> _Excerpt from a dataset_:
====

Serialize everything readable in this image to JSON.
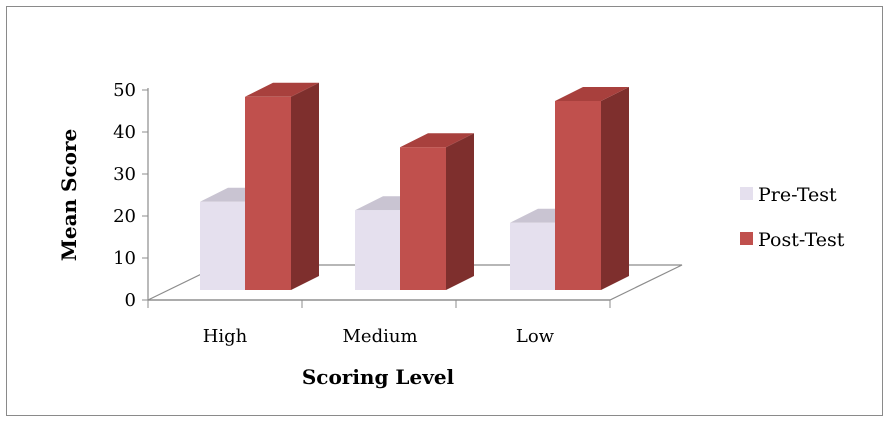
{
  "chart_data": {
    "type": "bar",
    "style": "3d-clustered-column",
    "categories": [
      "High",
      "Medium",
      "Low"
    ],
    "series": [
      {
        "name": "Pre-Test",
        "values": [
          21,
          19,
          16
        ],
        "color": "#e5e0ee",
        "side_color": "#b5b0bd",
        "top_color": "#c9c4d2"
      },
      {
        "name": "Post-Test",
        "values": [
          46,
          34,
          45
        ],
        "color": "#c0504d",
        "side_color": "#7e2f2d",
        "top_color": "#a8403d"
      }
    ],
    "xlabel": "Scoring Level",
    "ylabel": "Mean Score",
    "ylim": [
      0,
      50
    ],
    "yticks": [
      0,
      10,
      20,
      30,
      40,
      50
    ],
    "grid": false,
    "legend": "right"
  }
}
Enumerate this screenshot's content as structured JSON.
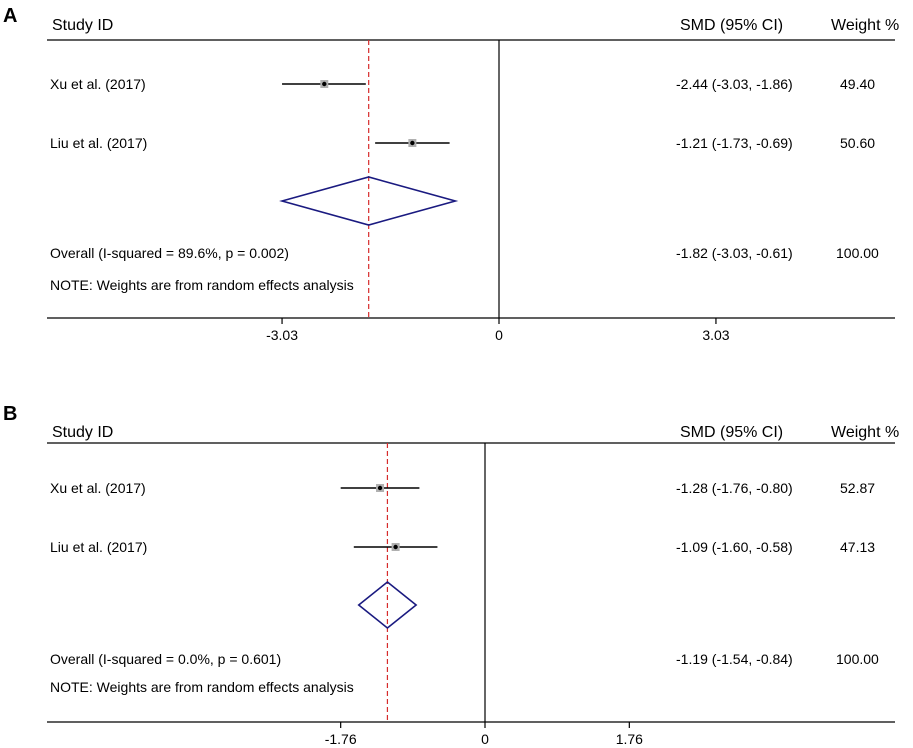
{
  "chart_data": [
    {
      "type": "forest",
      "panel": "A",
      "headers": {
        "study": "Study ID",
        "smd": "SMD (95% CI)",
        "weight": "Weight %"
      },
      "studies": [
        {
          "name": "Xu et al. (2017)",
          "smd": -2.44,
          "lo": -3.03,
          "hi": -1.86,
          "smd_text": "-2.44 (-3.03, -1.86)",
          "weight": "49.40"
        },
        {
          "name": "Liu et al. (2017)",
          "smd": -1.21,
          "lo": -1.73,
          "hi": -0.69,
          "smd_text": "-1.21 (-1.73, -0.69)",
          "weight": "50.60"
        }
      ],
      "overall": {
        "label": "Overall  (I-squared = 89.6%, p = 0.002)",
        "smd": -1.82,
        "lo": -3.03,
        "hi": -0.61,
        "smd_text": "-1.82 (-3.03, -0.61)",
        "weight": "100.00"
      },
      "note": "NOTE: Weights are from random effects analysis",
      "ticks": [
        {
          "value": -3.03,
          "label": "-3.03"
        },
        {
          "value": 0,
          "label": "0"
        },
        {
          "value": 3.03,
          "label": "3.03"
        }
      ],
      "colors": {
        "diamond": "#1a1a80",
        "reference": "#d62b2b"
      }
    },
    {
      "type": "forest",
      "panel": "B",
      "headers": {
        "study": "Study ID",
        "smd": "SMD (95% CI)",
        "weight": "Weight %"
      },
      "studies": [
        {
          "name": "Xu et al. (2017)",
          "smd": -1.28,
          "lo": -1.76,
          "hi": -0.8,
          "smd_text": "-1.28 (-1.76, -0.80)",
          "weight": "52.87"
        },
        {
          "name": "Liu et al. (2017)",
          "smd": -1.09,
          "lo": -1.6,
          "hi": -0.58,
          "smd_text": "-1.09 (-1.60, -0.58)",
          "weight": "47.13"
        }
      ],
      "overall": {
        "label": "Overall  (I-squared = 0.0%, p = 0.601)",
        "smd": -1.19,
        "lo": -1.54,
        "hi": -0.84,
        "smd_text": "-1.19 (-1.54, -0.84)",
        "weight": "100.00"
      },
      "note": "NOTE: Weights are from random effects analysis",
      "ticks": [
        {
          "value": -1.76,
          "label": "-1.76"
        },
        {
          "value": 0,
          "label": "0"
        },
        {
          "value": 1.76,
          "label": "1.76"
        }
      ],
      "colors": {
        "diamond": "#1a1a80",
        "reference": "#d62b2b"
      }
    }
  ]
}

====

> _Aim_: Set down the records in full and exactly. Do not carry over any image.

> _Answer to this problem_:
Serialize everything readable in this image to JSON.
{
  "chart_data": {
    "type": "bar",
    "style": "3d-clustered-column",
    "categories": [
      "High",
      "Medium",
      "Low"
    ],
    "series": [
      {
        "name": "Pre-Test",
        "values": [
          21,
          19,
          16
        ],
        "color": "#e5e0ee",
        "side_color": "#b5b0bd",
        "top_color": "#c9c4d2"
      },
      {
        "name": "Post-Test",
        "values": [
          46,
          34,
          45
        ],
        "color": "#c0504d",
        "side_color": "#7e2f2d",
        "top_color": "#a8403d"
      }
    ],
    "xlabel": "Scoring Level",
    "ylabel": "Mean Score",
    "ylim": [
      0,
      50
    ],
    "yticks": [
      0,
      10,
      20,
      30,
      40,
      50
    ],
    "grid": false,
    "legend": "right"
  }
}
Enumerate this screenshot's content as structured JSON.
{
  "chart_data": [
    {
      "type": "forest",
      "panel": "A",
      "headers": {
        "study": "Study ID",
        "smd": "SMD (95% CI)",
        "weight": "Weight %"
      },
      "studies": [
        {
          "name": "Xu et al. (2017)",
          "smd": -2.44,
          "lo": -3.03,
          "hi": -1.86,
          "smd_text": "-2.44 (-3.03, -1.86)",
          "weight": "49.40"
        },
        {
          "name": "Liu et al. (2017)",
          "smd": -1.21,
          "lo": -1.73,
          "hi": -0.69,
          "smd_text": "-1.21 (-1.73, -0.69)",
          "weight": "50.60"
        }
      ],
      "overall": {
        "label": "Overall  (I-squared = 89.6%, p = 0.002)",
        "smd": -1.82,
        "lo": -3.03,
        "hi": -0.61,
        "smd_text": "-1.82 (-3.03, -0.61)",
        "weight": "100.00"
      },
      "note": "NOTE: Weights are from random effects analysis",
      "ticks": [
        {
          "value": -3.03,
          "label": "-3.03"
        },
        {
          "value": 0,
          "label": "0"
        },
        {
          "value": 3.03,
          "label": "3.03"
        }
      ],
      "colors": {
        "diamond": "#1a1a80",
        "reference": "#d62b2b"
      }
    },
    {
      "type": "forest",
      "panel": "B",
      "headers": {
        "study": "Study ID",
        "smd": "SMD (95% CI)",
        "weight": "Weight %"
      },
      "studies": [
        {
          "name": "Xu et al. (2017)",
          "smd": -1.28,
          "lo": -1.76,
          "hi": -0.8,
          "smd_text": "-1.28 (-1.76, -0.80)",
          "weight": "52.87"
        },
        {
          "name": "Liu et al. (2017)",
          "smd": -1.09,
          "lo": -1.6,
          "hi": -0.58,
          "smd_text": "-1.09 (-1.60, -0.58)",
          "weight": "47.13"
        }
      ],
      "overall": {
        "label": "Overall  (I-squared = 0.0%, p = 0.601)",
        "smd": -1.19,
        "lo": -1.54,
        "hi": -0.84,
        "smd_text": "-1.19 (-1.54, -0.84)",
        "weight": "100.00"
      },
      "note": "NOTE: Weights are from random effects analysis",
      "ticks": [
        {
          "value": -1.76,
          "label": "-1.76"
        },
        {
          "value": 0,
          "label": "0"
        },
        {
          "value": 1.76,
          "label": "1.76"
        }
      ],
      "colors": {
        "diamond": "#1a1a80",
        "reference": "#d62b2b"
      }
    }
  ]
}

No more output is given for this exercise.